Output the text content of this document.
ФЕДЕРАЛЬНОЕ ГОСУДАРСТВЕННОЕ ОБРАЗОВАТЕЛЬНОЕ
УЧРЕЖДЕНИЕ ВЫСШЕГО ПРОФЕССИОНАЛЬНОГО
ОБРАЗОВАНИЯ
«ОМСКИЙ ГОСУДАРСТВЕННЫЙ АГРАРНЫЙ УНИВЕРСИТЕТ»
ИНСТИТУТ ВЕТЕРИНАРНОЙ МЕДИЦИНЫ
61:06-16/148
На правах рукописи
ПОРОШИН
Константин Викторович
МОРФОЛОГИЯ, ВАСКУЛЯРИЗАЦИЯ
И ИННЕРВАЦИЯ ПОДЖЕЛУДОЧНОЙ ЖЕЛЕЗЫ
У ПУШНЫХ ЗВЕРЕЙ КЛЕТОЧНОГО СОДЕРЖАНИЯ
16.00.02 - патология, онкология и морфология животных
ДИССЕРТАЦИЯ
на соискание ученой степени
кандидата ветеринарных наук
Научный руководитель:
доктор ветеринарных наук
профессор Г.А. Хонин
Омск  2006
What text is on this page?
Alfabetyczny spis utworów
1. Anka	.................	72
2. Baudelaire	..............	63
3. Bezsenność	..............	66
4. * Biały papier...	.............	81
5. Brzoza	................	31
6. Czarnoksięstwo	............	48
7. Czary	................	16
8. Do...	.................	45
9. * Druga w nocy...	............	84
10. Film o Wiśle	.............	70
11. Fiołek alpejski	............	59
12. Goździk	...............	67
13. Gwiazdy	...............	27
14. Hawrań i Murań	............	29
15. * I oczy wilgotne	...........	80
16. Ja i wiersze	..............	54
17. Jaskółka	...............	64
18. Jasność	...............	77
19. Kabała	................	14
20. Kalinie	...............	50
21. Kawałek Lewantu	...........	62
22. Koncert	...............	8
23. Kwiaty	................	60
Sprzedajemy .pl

WRITTEN EXERCISE » Using the records above, copy every line that has the word "ветеринарных" in it.

EXERCISE RESPONSE »
кандидата ветеринарных наук
доктор ветеринарных наук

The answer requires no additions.